● Instruction: Each line of the material must be returned exactly.

● The data:
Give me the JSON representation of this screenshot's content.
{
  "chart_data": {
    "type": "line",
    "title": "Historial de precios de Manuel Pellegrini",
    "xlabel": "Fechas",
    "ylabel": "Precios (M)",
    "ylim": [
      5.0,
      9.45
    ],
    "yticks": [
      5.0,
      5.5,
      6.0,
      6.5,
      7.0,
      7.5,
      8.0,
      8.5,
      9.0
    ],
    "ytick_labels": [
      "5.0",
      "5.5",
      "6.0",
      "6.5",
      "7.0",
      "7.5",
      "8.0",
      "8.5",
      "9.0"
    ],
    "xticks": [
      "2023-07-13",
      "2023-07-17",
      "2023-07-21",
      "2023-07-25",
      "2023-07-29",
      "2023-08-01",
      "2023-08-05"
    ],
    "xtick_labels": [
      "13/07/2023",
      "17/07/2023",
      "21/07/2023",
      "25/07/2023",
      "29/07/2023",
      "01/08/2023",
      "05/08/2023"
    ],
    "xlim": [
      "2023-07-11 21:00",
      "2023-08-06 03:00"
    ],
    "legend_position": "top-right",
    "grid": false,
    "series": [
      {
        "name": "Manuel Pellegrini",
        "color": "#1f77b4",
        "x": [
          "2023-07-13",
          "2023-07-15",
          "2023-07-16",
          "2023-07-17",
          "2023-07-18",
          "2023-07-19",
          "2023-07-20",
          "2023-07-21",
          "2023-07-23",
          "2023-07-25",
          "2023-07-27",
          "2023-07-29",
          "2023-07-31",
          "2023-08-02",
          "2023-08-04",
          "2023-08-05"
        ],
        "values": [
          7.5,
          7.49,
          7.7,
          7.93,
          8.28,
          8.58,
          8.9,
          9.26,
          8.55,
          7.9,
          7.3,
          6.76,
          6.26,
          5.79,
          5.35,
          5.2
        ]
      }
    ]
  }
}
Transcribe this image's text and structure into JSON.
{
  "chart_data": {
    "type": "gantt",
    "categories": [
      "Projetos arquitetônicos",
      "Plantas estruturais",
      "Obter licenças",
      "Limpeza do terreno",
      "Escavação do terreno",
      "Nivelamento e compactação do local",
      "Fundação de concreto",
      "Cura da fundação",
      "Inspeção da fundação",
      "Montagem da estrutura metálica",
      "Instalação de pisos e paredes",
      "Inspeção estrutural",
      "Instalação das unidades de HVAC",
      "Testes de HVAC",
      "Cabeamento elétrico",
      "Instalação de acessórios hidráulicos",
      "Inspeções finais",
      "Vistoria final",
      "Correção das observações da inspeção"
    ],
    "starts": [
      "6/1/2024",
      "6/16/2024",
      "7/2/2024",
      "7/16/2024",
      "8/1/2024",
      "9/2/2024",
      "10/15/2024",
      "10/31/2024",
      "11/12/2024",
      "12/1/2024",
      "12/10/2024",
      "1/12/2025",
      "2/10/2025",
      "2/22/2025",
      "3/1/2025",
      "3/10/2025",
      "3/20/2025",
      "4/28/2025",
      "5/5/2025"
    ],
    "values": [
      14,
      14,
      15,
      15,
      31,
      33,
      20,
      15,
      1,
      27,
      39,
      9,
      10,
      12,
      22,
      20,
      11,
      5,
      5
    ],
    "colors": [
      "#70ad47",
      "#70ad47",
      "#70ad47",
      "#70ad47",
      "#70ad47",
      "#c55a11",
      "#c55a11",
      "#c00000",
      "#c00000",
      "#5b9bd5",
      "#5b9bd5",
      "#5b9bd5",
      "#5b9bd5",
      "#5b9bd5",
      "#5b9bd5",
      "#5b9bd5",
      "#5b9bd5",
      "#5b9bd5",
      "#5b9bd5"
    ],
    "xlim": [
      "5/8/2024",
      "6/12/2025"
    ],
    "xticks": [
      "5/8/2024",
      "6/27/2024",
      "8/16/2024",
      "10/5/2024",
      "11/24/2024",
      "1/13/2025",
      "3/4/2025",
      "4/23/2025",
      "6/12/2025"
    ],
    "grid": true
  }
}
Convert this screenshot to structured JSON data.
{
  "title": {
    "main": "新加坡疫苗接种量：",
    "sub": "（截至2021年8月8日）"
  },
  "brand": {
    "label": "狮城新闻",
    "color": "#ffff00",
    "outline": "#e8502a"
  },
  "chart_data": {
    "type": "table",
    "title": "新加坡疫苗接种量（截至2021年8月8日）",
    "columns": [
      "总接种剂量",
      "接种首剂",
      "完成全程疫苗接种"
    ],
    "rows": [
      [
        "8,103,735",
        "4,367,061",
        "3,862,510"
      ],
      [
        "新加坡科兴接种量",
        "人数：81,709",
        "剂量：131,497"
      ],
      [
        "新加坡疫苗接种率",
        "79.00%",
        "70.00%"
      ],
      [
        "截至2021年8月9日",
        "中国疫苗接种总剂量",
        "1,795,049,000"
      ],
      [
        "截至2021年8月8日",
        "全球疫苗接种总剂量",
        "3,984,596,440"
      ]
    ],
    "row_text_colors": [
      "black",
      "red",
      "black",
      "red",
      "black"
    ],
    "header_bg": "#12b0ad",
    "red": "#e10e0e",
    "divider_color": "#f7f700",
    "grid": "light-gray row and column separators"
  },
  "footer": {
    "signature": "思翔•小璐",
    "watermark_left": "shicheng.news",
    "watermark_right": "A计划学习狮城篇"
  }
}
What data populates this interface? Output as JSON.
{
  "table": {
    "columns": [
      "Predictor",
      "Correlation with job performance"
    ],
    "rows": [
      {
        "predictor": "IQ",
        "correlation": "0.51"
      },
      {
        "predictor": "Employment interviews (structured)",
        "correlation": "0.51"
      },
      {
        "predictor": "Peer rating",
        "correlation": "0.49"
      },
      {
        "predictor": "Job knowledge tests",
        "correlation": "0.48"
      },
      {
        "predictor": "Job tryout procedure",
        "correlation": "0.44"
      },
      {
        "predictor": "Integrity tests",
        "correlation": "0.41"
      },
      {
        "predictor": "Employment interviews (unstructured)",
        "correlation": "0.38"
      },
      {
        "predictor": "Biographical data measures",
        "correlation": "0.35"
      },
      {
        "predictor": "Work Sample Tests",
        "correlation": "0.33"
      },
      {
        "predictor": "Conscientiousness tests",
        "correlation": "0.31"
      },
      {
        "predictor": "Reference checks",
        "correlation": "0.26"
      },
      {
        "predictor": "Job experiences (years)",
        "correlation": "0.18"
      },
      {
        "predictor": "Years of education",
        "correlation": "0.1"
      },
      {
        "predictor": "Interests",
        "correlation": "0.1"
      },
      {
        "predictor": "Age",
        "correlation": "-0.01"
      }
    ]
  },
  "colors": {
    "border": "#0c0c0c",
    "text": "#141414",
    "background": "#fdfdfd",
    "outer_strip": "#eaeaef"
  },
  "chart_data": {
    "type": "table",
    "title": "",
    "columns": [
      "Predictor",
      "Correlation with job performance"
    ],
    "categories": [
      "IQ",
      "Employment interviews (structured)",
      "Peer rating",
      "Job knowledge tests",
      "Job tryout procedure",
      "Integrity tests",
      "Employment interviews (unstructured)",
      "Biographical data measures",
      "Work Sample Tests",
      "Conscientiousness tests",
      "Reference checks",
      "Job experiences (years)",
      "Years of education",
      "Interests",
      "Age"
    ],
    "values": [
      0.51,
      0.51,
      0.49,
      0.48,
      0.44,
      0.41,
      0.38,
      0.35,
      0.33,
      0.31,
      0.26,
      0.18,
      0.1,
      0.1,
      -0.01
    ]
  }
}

● Finished exercise:
Give me the JSON representation of this screenshot's content.
{
  "chart_data": {
    "type": "line",
    "title": "Historial de precios de Manuel Pellegrini",
    "xlabel": "Fechas",
    "ylabel": "Precios (M)",
    "ylim": [
      5.0,
      9.45
    ],
    "yticks": [
      5.0,
      5.5,
      6.0,
      6.5,
      7.0,
      7.5,
      8.0,
      8.5,
      9.0
    ],
    "ytick_labels": [
      "5.0",
      "5.5",
      "6.0",
      "6.5",
      "7.0",
      "7.5",
      "8.0",
      "8.5",
      "9.0"
    ],
    "xticks": [
      "2023-07-13",
      "2023-07-17",
      "2023-07-21",
      "2023-07-25",
      "2023-07-29",
      "2023-08-01",
      "2023-08-05"
    ],
    "xtick_labels": [
      "13/07/2023",
      "17/07/2023",
      "21/07/2023",
      "25/07/2023",
      "29/07/2023",
      "01/08/2023",
      "05/08/2023"
    ],
    "xlim": [
      "2023-07-11 21:00",
      "2023-08-06 03:00"
    ],
    "legend_position": "top-right",
    "grid": false,
    "series": [
      {
        "name": "Manuel Pellegrini",
        "color": "#1f77b4",
        "x": [
          "2023-07-13",
          "2023-07-15",
          "2023-07-16",
          "2023-07-17",
          "2023-07-18",
          "2023-07-19",
          "2023-07-20",
          "2023-07-21",
          "2023-07-23",
          "2023-07-25",
          "2023-07-27",
          "2023-07-29",
          "2023-07-31",
          "2023-08-02",
          "2023-08-04",
          "2023-08-05"
        ],
        "values": [
          7.5,
          7.49,
          7.7,
          7.93,
          8.28,
          8.58,
          8.9,
          9.26,
          8.55,
          7.9,
          7.3,
          6.76,
          6.26,
          5.79,
          5.35,
          5.2
        ]
      }
    ]
  }
}
Transcribe this image's text and structure into JSON.
{
  "chart_data": {
    "type": "gantt",
    "categories": [
      "Projetos arquitetônicos",
      "Plantas estruturais",
      "Obter licenças",
      "Limpeza do terreno",
      "Escavação do terreno",
      "Nivelamento e compactação do local",
      "Fundação de concreto",
      "Cura da fundação",
      "Inspeção da fundação",
      "Montagem da estrutura metálica",
      "Instalação de pisos e paredes",
      "Inspeção estrutural",
      "Instalação das unidades de HVAC",
      "Testes de HVAC",
      "Cabeamento elétrico",
      "Instalação de acessórios hidráulicos",
      "Inspeções finais",
      "Vistoria final",
      "Correção das observações da inspeção"
    ],
    "starts": [
      "6/1/2024",
      "6/16/2024",
      "7/2/2024",
      "7/16/2024",
      "8/1/2024",
      "9/2/2024",
      "10/15/2024",
      "10/31/2024",
      "11/12/2024",
      "12/1/2024",
      "12/10/2024",
      "1/12/2025",
      "2/10/2025",
      "2/22/2025",
      "3/1/2025",
      "3/10/2025",
      "3/20/2025",
      "4/28/2025",
      "5/5/2025"
    ],
    "values": [
      14,
      14,
      15,
      15,
      31,
      33,
      20,
      15,
      1,
      27,
      39,
      9,
      10,
      12,
      22,
      20,
      11,
      5,
      5
    ],
    "colors": [
      "#70ad47",
      "#70ad47",
      "#70ad47",
      "#70ad47",
      "#70ad47",
      "#c55a11",
      "#c55a11",
      "#c00000",
      "#c00000",
      "#5b9bd5",
      "#5b9bd5",
      "#5b9bd5",
      "#5b9bd5",
      "#5b9bd5",
      "#5b9bd5",
      "#5b9bd5",
      "#5b9bd5",
      "#5b9bd5",
      "#5b9bd5"
    ],
    "xlim": [
      "5/8/2024",
      "6/12/2025"
    ],
    "xticks": [
      "5/8/2024",
      "6/27/2024",
      "8/16/2024",
      "10/5/2024",
      "11/24/2024",
      "1/13/2025",
      "3/4/2025",
      "4/23/2025",
      "6/12/2025"
    ],
    "grid": true
  }
}
Convert this screenshot to structured JSON data.
{
  "title": {
    "main": "新加坡疫苗接种量：",
    "sub": "（截至2021年8月8日）"
  },
  "brand": {
    "label": "狮城新闻",
    "color": "#ffff00",
    "outline": "#e8502a"
  },
  "chart_data": {
    "type": "table",
    "title": "新加坡疫苗接种量（截至2021年8月8日）",
    "columns": [
      "总接种剂量",
      "接种首剂",
      "完成全程疫苗接种"
    ],
    "rows": [
      [
        "8,103,735",
        "4,367,061",
        "3,862,510"
      ],
      [
        "新加坡科兴接种量",
        "人数：81,709",
        "剂量：131,497"
      ],
      [
        "新加坡疫苗接种率",
        "79.00%",
        "70.00%"
      ],
      [
        "截至2021年8月9日",
        "中国疫苗接种总剂量",
        "1,795,049,000"
      ],
      [
        "截至2021年8月8日",
        "全球疫苗接种总剂量",
        "3,984,596,440"
      ]
    ],
    "row_text_colors": [
      "black",
      "red",
      "black",
      "red",
      "black"
    ],
    "header_bg": "#12b0ad",
    "red": "#e10e0e",
    "divider_color": "#f7f700",
    "grid": "light-gray row and column separators"
  },
  "footer": {
    "signature": "思翔•小璐",
    "watermark_left": "shicheng.news",
    "watermark_right": "A计划学习狮城篇"
  }
}
What data populates this interface? Output as JSON.
{
  "table": {
    "columns": [
      "Predictor",
      "Correlation with job performance"
    ],
    "rows": [
      {
        "predictor": "IQ",
        "correlation": "0.51"
      },
      {
        "predictor": "Employment interviews (structured)",
        "correlation": "0.51"
      },
      {
        "predictor": "Peer rating",
        "correlation": "0.49"
      },
      {
        "predictor": "Job knowledge tests",
        "correlation": "0.48"
      },
      {
        "predictor": "Job tryout procedure",
        "correlation": "0.44"
      },
      {
        "predictor": "Integrity tests",
        "correlation": "0.41"
      },
      {
        "predictor": "Employment interviews (unstructured)",
        "correlation": "0.38"
      },
      {
        "predictor": "Biographical data measures",
        "correlation": "0.35"
      },
      {
        "predictor": "Work Sample Tests",
        "correlation": "0.33"
      },
      {
        "predictor": "Conscientiousness tests",
        "correlation": "0.31"
      },
      {
        "predictor": "Reference checks",
        "correlation": "0.26"
      },
      {
        "predictor": "Job experiences (years)",
        "correlation": "0.18"
      },
      {
        "predictor": "Years of education",
        "correlation": "0.1"
      },
      {
        "predictor": "Interests",
        "correlation": "0.1"
      },
      {
        "predictor": "Age",
        "correlation": "-0.01"
      }
    ]
  },
  "colors": {
    "border": "#0c0c0c",
    "text": "#141414",
    "background": "#fdfdfd",
    "outer_strip": "#eaeaef"
  },
  "chart_data": {
    "type": "table",
    "title": "",
    "columns": [
      "Predictor",
      "Correlation with job performance"
    ],
    "categories": [
      "IQ",
      "Employment interviews (structured)",
      "Peer rating",
      "Job knowledge tests",
      "Job tryout procedure",
      "Integrity tests",
      "Employment interviews (unstructured)",
      "Biographical data measures",
      "Work Sample Tests",
      "Conscientiousness tests",
      "Reference checks",
      "Job experiences (years)",
      "Years of education",
      "Interests",
      "Age"
    ],
    "values": [
      0.51,
      0.51,
      0.49,
      0.48,
      0.44,
      0.41,
      0.38,
      0.35,
      0.33,
      0.31,
      0.26,
      0.18,
      0.1,
      0.1,
      -0.01
    ]
  }
}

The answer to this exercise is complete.